◆ Stated goal: Without the pictures, can you quote each line below exactly?

Dataset entries
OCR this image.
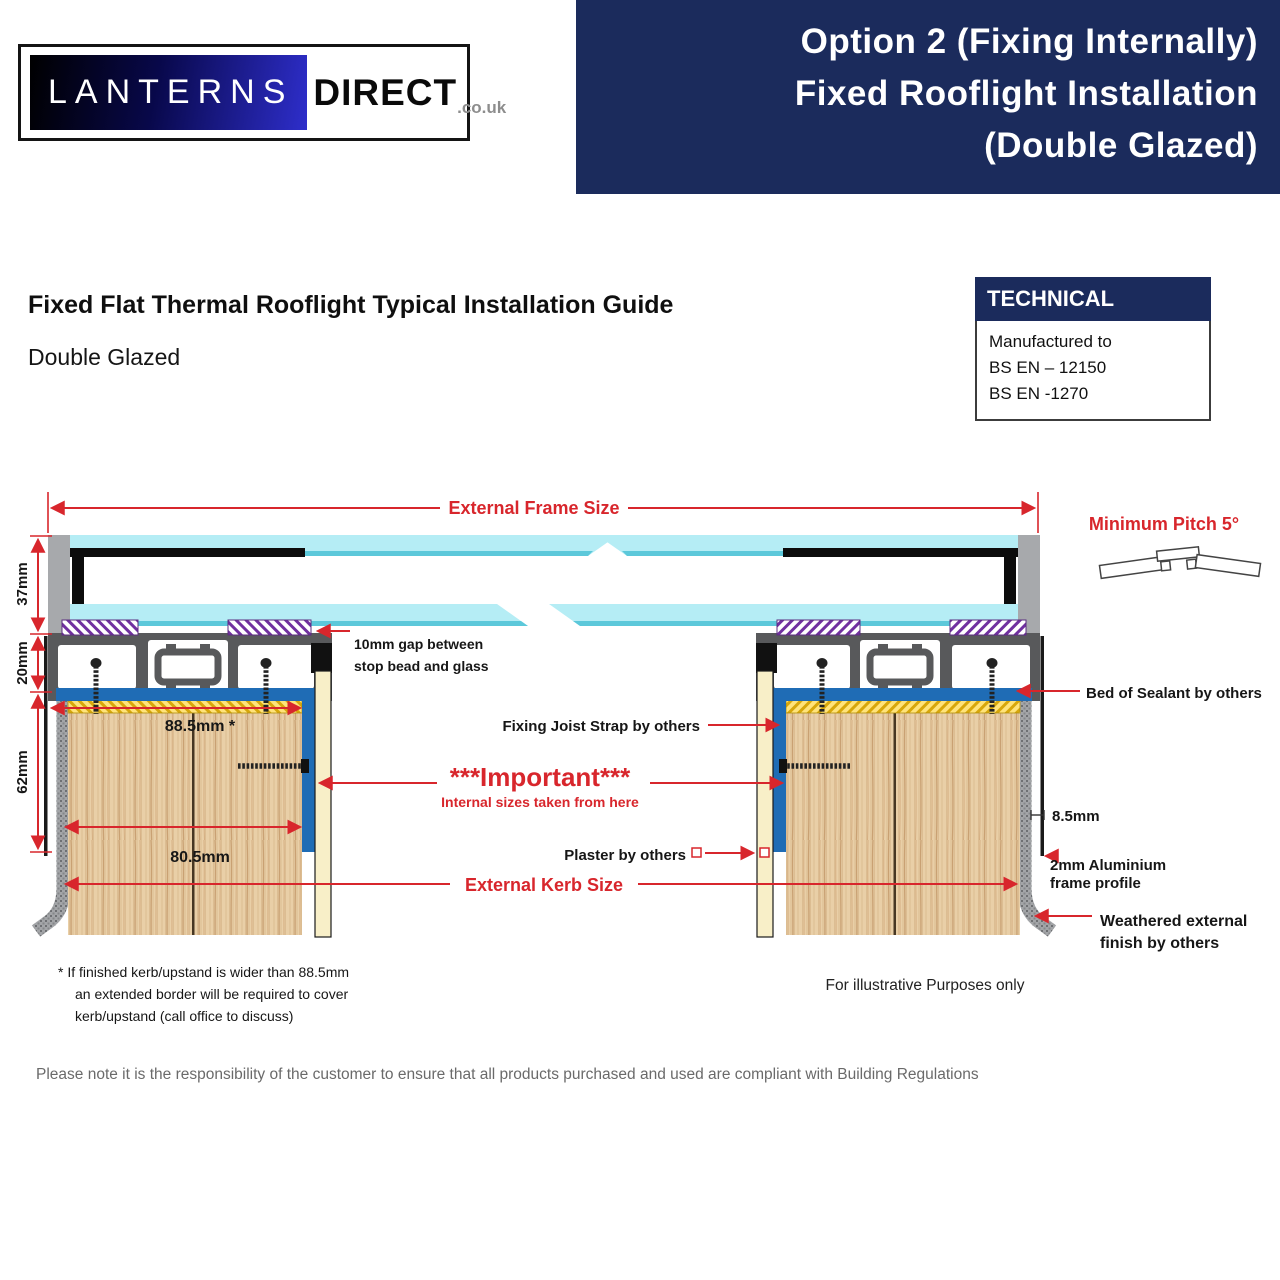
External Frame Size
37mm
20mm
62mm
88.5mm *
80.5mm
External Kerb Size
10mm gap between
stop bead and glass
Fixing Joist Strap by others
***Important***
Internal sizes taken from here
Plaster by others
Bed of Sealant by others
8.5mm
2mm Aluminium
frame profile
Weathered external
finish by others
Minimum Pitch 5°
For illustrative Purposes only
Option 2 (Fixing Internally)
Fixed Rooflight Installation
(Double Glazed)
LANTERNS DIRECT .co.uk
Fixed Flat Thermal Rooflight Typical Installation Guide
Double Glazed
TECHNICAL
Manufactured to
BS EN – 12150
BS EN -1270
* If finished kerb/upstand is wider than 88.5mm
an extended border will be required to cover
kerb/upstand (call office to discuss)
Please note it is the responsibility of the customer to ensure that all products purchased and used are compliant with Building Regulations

◆ Task response:
OCR this image.
External Frame Size
37mm
20mm
62mm
88.5mm *
80.5mm
External Kerb Size
10mm gap between
stop bead and glass
Fixing Joist Strap by others
***Important***
Internal sizes taken from here
Plaster by others
Bed of Sealant by others
8.5mm
2mm Aluminium
frame profile
Weathered external
finish by others
Minimum Pitch 5°
For illustrative Purposes only
Option 2 (Fixing Internally)
Fixed Rooflight Installation
(Double Glazed)
LANTERNS DIRECT .co.uk
Fixed Flat Thermal Rooflight Typical Installation Guide
Double Glazed
TECHNICAL
Manufactured to
BS EN – 12150
BS EN -1270
* If finished kerb/upstand is wider than 88.5mm
an extended border will be required to cover
kerb/upstand (call office to discuss)
Please note it is the responsibility of the customer to ensure that all products purchased and used are compliant with Building Regulations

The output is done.